::: Given data
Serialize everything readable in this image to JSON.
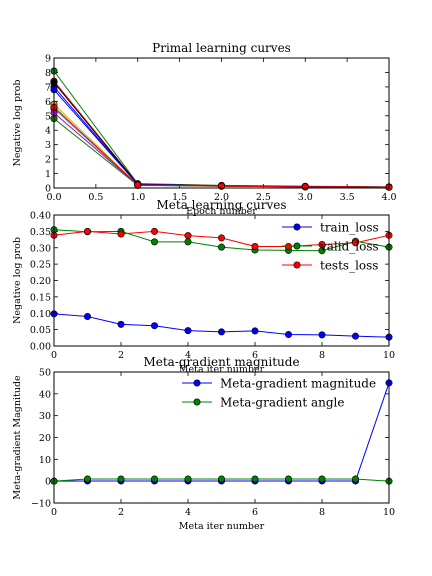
{
  "chart_data": [
    {
      "type": "line",
      "title": "Primal learning curves",
      "xlabel": "Epoch number",
      "ylabel": "Negative log prob",
      "xlim": [
        0,
        4
      ],
      "ylim": [
        0,
        9
      ],
      "xticks": [
        "0.0",
        "0.5",
        "1.0",
        "1.5",
        "2.0",
        "2.5",
        "3.0",
        "3.5",
        "4.0"
      ],
      "yticks": [
        "0",
        "1",
        "2",
        "3",
        "4",
        "5",
        "6",
        "7",
        "8",
        "9"
      ],
      "x": [
        0,
        1,
        2,
        3,
        4
      ],
      "series": [
        {
          "color": "#0000ff",
          "values": [
            7.0,
            0.25,
            0.15,
            0.1,
            0.07
          ]
        },
        {
          "color": "#008000",
          "values": [
            8.1,
            0.3,
            0.18,
            0.12,
            0.08
          ]
        },
        {
          "color": "#ff0000",
          "values": [
            7.4,
            0.28,
            0.16,
            0.1,
            0.07
          ]
        },
        {
          "color": "#00bfbf",
          "values": [
            5.5,
            0.18,
            0.12,
            0.08,
            0.06
          ]
        },
        {
          "color": "#bf00bf",
          "values": [
            5.2,
            0.2,
            0.13,
            0.09,
            0.06
          ]
        },
        {
          "color": "#bfbf00",
          "values": [
            5.8,
            0.22,
            0.14,
            0.09,
            0.06
          ]
        },
        {
          "color": "#000000",
          "values": [
            7.3,
            0.26,
            0.15,
            0.1,
            0.07
          ]
        },
        {
          "color": "#008000",
          "values": [
            4.8,
            0.19,
            0.12,
            0.08,
            0.05
          ]
        },
        {
          "color": "#0000ff",
          "values": [
            6.8,
            0.24,
            0.14,
            0.09,
            0.06
          ]
        },
        {
          "color": "#ff0000",
          "values": [
            5.6,
            0.21,
            0.13,
            0.08,
            0.06
          ]
        }
      ]
    },
    {
      "type": "line",
      "title": "Meta learning curves",
      "xlabel": "Meta iter number",
      "ylabel": "Negative log prob",
      "xlim": [
        0,
        10
      ],
      "ylim": [
        0,
        0.4
      ],
      "xticks": [
        "0",
        "2",
        "4",
        "6",
        "8",
        "10"
      ],
      "yticks": [
        "0.00",
        "0.05",
        "0.10",
        "0.15",
        "0.20",
        "0.25",
        "0.30",
        "0.35",
        "0.40"
      ],
      "legend": "top-right",
      "x": [
        0,
        1,
        2,
        3,
        4,
        5,
        6,
        7,
        8,
        9,
        10
      ],
      "series": [
        {
          "name": "train_loss",
          "color": "#0000ff",
          "values": [
            0.098,
            0.09,
            0.066,
            0.062,
            0.047,
            0.043,
            0.046,
            0.035,
            0.034,
            0.03,
            0.027
          ]
        },
        {
          "name": "valid_loss",
          "color": "#008000",
          "values": [
            0.355,
            0.349,
            0.35,
            0.318,
            0.318,
            0.302,
            0.293,
            0.292,
            0.291,
            0.32,
            0.302
          ]
        },
        {
          "name": "tests_loss",
          "color": "#ff0000",
          "values": [
            0.338,
            0.35,
            0.342,
            0.35,
            0.337,
            0.33,
            0.304,
            0.304,
            0.31,
            0.315,
            0.338
          ]
        }
      ]
    },
    {
      "type": "line",
      "title": "Meta-gradient magnitude",
      "xlabel": "Meta iter number",
      "ylabel": "Meta-gradient Magnitude",
      "xlim": [
        0,
        10
      ],
      "ylim": [
        -10,
        50
      ],
      "xticks": [
        "0",
        "2",
        "4",
        "6",
        "8",
        "10"
      ],
      "yticks": [
        "−10",
        "0",
        "10",
        "20",
        "30",
        "40",
        "50"
      ],
      "legend": "top-right",
      "x": [
        0,
        1,
        2,
        3,
        4,
        5,
        6,
        7,
        8,
        9,
        10
      ],
      "series": [
        {
          "name": "Meta-gradient magnitude",
          "color": "#0000ff",
          "values": [
            0,
            0.1,
            0.1,
            0.1,
            0.1,
            0.1,
            0.1,
            0.1,
            0.1,
            0.1,
            45
          ]
        },
        {
          "name": "Meta-gradient angle",
          "color": "#008000",
          "values": [
            0,
            1,
            1,
            1,
            1,
            1,
            1,
            1,
            1,
            1,
            0
          ]
        }
      ]
    }
  ]
}
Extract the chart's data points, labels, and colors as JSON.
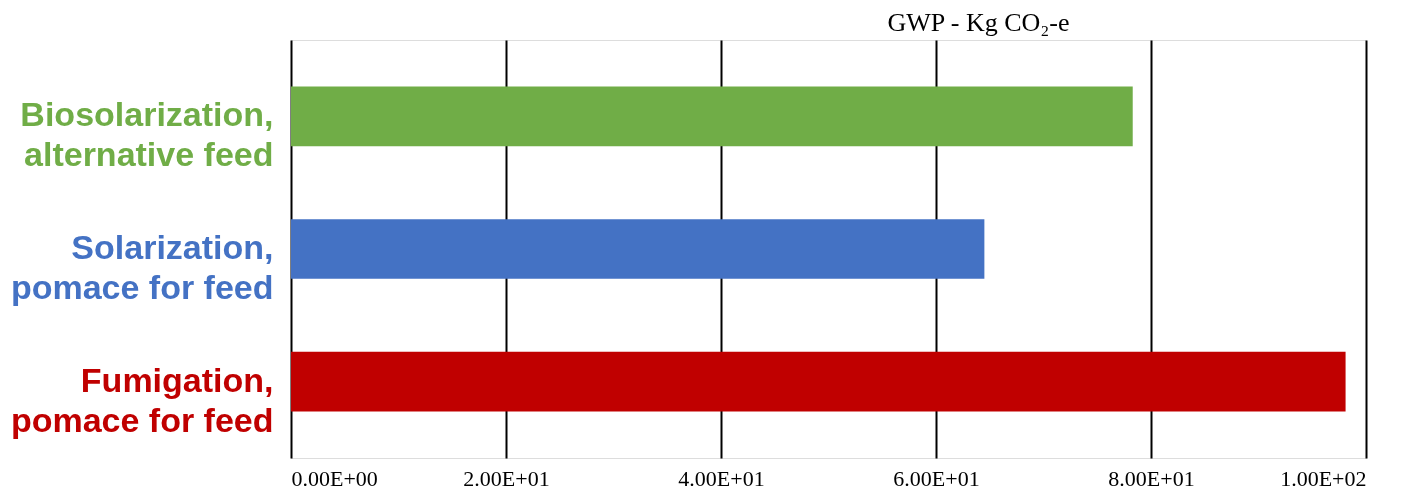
{
  "chart_data": {
    "type": "bar",
    "orientation": "horizontal",
    "title": "GWP - Kg CO₂-e",
    "categories": [
      "Biosolarization,\nalternative feed",
      "Solarization,\npomace for feed",
      "Fumigation,\npomace for feed"
    ],
    "values": [
      78.3,
      64.5,
      98.1
    ],
    "colors": [
      "#70ad47",
      "#4472c4",
      "#c00000"
    ],
    "xlim": [
      0,
      100
    ],
    "xticks": [
      {
        "value": 0,
        "label": "0.00E+00"
      },
      {
        "value": 20,
        "label": "2.00E+01"
      },
      {
        "value": 40,
        "label": "4.00E+01"
      },
      {
        "value": 60,
        "label": "6.00E+01"
      },
      {
        "value": 80,
        "label": "8.00E+01"
      },
      {
        "value": 100,
        "label": "1.00E+02"
      }
    ],
    "grid": "x"
  }
}
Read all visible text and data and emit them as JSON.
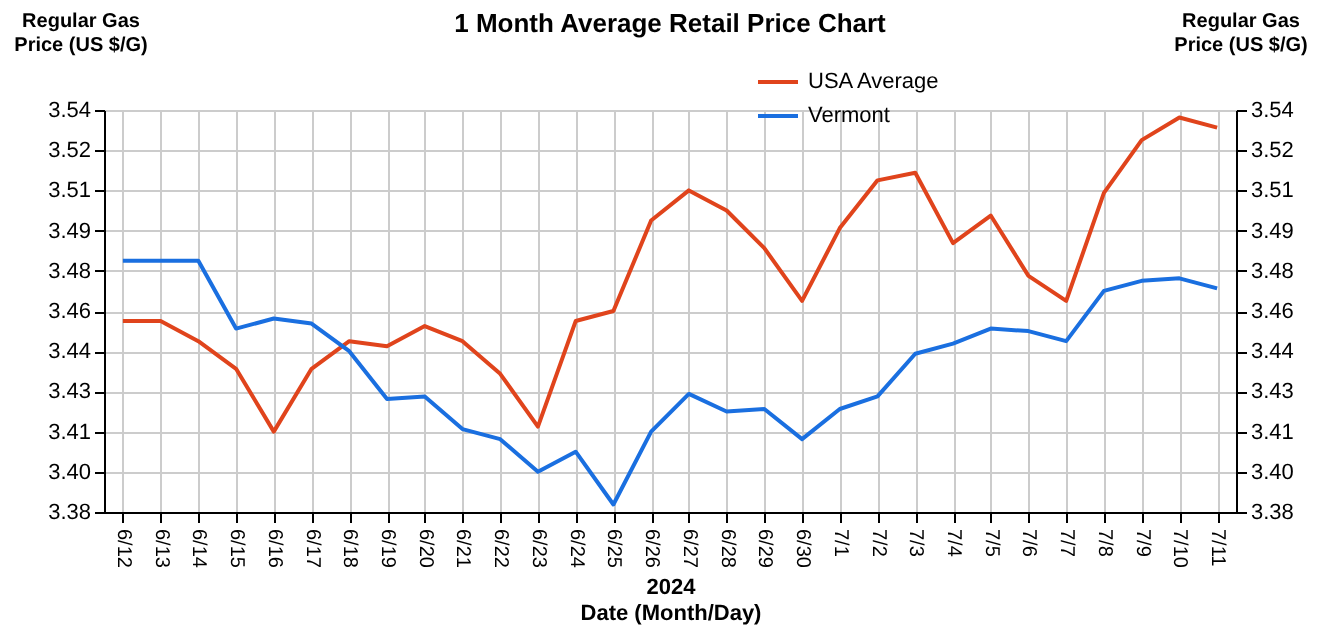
{
  "chart_data": {
    "type": "line",
    "title": "1 Month Average Retail Price Chart",
    "xlabel": "Date (Month/Day)",
    "ylabel": "Regular Gas Price (US $/G)",
    "y2label": "Regular Gas Price (US $/G)",
    "annotations": [
      "2024"
    ],
    "categories": [
      "6/12",
      "6/13",
      "6/14",
      "6/15",
      "6/16",
      "6/17",
      "6/18",
      "6/19",
      "6/20",
      "6/21",
      "6/22",
      "6/23",
      "6/24",
      "6/25",
      "6/26",
      "6/27",
      "6/28",
      "6/29",
      "6/30",
      "7/1",
      "7/2",
      "7/3",
      "7/4",
      "7/5",
      "7/6",
      "7/7",
      "7/8",
      "7/9",
      "7/10",
      "7/11"
    ],
    "series": [
      {
        "name": "USA Average",
        "color": "#e0441c",
        "values": [
          3.456,
          3.456,
          3.448,
          3.437,
          3.412,
          3.437,
          3.448,
          3.446,
          3.454,
          3.448,
          3.435,
          3.414,
          3.456,
          3.46,
          3.496,
          3.508,
          3.5,
          3.485,
          3.464,
          3.493,
          3.512,
          3.515,
          3.487,
          3.498,
          3.474,
          3.464,
          3.507,
          3.528,
          3.537,
          3.533
        ]
      },
      {
        "name": "Vermont",
        "color": "#1a6fe0",
        "values": [
          3.48,
          3.48,
          3.48,
          3.453,
          3.457,
          3.455,
          3.444,
          3.425,
          3.426,
          3.413,
          3.409,
          3.396,
          3.404,
          3.383,
          3.412,
          3.427,
          3.42,
          3.421,
          3.409,
          3.421,
          3.426,
          3.443,
          3.447,
          3.453,
          3.452,
          3.448,
          3.468,
          3.472,
          3.473,
          3.469
        ]
      }
    ],
    "ylim": [
      3.38,
      3.54
    ],
    "yticks": [
      3.38,
      {
        "value": 3.396,
        "label": "3.40"
      },
      {
        "value": 3.412,
        "label": "3.41"
      },
      {
        "value": 3.428,
        "label": "3.43"
      },
      {
        "value": 3.444,
        "label": "3.44"
      },
      {
        "value": 3.46,
        "label": "3.46"
      },
      {
        "value": 3.476,
        "label": "3.48"
      },
      {
        "value": 3.492,
        "label": "3.49"
      },
      {
        "value": 3.508,
        "label": "3.51"
      },
      {
        "value": 3.524,
        "label": "3.52"
      },
      3.54
    ],
    "y2lim": [
      3.38,
      3.54
    ],
    "y2ticks": [
      3.38,
      {
        "value": 3.396,
        "label": "3.40"
      },
      {
        "value": 3.412,
        "label": "3.41"
      },
      {
        "value": 3.428,
        "label": "3.43"
      },
      {
        "value": 3.444,
        "label": "3.44"
      },
      {
        "value": 3.46,
        "label": "3.46"
      },
      {
        "value": 3.476,
        "label": "3.48"
      },
      {
        "value": 3.492,
        "label": "3.49"
      },
      {
        "value": 3.508,
        "label": "3.51"
      },
      {
        "value": 3.524,
        "label": "3.52"
      },
      3.54
    ],
    "grid": true,
    "legend": "top right",
    "marker": "none",
    "line_style": "solid"
  }
}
::::::
→ **Task to carry out**: Lines from the records above that hold "colors" are the ones to list.

→ **Finished exercise**:
Extract the chart's data points, labels, and colors as JSON.
    "colors": [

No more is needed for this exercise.